[SET TASK] Render the lines as a JSON list of strings, one string per line with blank lines omitted, starting at the first line of the items below and ending at the line containing "Legend: México, 1972: México, 1972: [309, 356, 433, 370]".

[STORED RECORDS]
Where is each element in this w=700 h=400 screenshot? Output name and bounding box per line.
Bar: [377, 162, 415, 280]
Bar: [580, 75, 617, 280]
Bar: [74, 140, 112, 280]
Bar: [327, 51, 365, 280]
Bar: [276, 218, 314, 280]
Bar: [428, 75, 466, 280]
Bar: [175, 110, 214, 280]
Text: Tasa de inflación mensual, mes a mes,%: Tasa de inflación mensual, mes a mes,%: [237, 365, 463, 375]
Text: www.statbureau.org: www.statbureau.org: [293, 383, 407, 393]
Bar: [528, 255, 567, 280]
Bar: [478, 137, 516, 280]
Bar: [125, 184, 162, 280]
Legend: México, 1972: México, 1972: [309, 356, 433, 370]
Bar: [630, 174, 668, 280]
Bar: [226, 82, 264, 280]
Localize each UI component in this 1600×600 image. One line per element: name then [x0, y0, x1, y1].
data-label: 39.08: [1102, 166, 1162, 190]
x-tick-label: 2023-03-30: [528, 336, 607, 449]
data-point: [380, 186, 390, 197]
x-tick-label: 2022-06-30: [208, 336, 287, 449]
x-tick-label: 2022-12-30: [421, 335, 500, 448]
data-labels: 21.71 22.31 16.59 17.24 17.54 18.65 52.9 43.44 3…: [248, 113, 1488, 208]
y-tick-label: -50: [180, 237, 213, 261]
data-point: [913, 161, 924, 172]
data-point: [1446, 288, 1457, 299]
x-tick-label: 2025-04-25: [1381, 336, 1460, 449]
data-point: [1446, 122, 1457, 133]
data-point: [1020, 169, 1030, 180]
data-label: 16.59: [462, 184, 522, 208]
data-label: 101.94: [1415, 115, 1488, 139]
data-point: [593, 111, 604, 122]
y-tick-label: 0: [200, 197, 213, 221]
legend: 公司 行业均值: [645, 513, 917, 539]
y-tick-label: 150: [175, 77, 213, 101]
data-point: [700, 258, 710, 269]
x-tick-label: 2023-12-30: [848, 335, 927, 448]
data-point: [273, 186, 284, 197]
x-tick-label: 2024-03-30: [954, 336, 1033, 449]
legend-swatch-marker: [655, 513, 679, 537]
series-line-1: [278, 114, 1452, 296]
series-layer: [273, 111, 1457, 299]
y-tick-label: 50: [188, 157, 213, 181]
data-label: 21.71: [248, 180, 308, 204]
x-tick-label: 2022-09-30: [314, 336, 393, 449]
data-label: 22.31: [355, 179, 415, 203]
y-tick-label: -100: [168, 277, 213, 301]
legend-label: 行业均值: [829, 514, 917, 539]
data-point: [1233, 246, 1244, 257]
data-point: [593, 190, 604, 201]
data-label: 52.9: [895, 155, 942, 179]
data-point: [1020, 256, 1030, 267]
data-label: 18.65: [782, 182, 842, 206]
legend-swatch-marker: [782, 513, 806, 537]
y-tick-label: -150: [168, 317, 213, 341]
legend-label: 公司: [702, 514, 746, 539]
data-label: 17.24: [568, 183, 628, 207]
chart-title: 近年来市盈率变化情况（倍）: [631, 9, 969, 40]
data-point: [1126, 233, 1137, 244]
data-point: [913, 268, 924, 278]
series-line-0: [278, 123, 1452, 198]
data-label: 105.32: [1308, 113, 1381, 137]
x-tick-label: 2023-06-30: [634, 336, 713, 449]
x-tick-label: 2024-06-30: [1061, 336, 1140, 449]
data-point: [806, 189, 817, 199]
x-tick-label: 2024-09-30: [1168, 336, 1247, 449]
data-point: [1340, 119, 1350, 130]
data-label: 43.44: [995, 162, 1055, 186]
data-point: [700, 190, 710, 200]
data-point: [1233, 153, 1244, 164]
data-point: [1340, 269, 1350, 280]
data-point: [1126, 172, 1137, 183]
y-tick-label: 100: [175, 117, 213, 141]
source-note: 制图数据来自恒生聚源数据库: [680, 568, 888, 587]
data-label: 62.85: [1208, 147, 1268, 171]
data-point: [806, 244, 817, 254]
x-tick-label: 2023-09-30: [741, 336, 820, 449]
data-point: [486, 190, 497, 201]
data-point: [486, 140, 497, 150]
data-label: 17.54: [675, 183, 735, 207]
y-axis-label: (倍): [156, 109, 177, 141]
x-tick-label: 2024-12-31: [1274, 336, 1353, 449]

[IN RESPONSE]
[
  "Where is each element in this w=700 h=400 screenshot? Output name and bounding box per line.",
  "Bar: [377, 162, 415, 280]",
  "Bar: [580, 75, 617, 280]",
  "Bar: [74, 140, 112, 280]",
  "Bar: [327, 51, 365, 280]",
  "Bar: [276, 218, 314, 280]",
  "Bar: [428, 75, 466, 280]",
  "Bar: [175, 110, 214, 280]",
  "Text: Tasa de inflación mensual, mes a mes,%: Tasa de inflación mensual, mes a mes,%: [237, 365, 463, 375]",
  "Text: www.statbureau.org: www.statbureau.org: [293, 383, 407, 393]",
  "Bar: [528, 255, 567, 280]",
  "Bar: [478, 137, 516, 280]",
  "Bar: [125, 184, 162, 280]",
  "Legend: México, 1972: México, 1972: [309, 356, 433, 370]"
]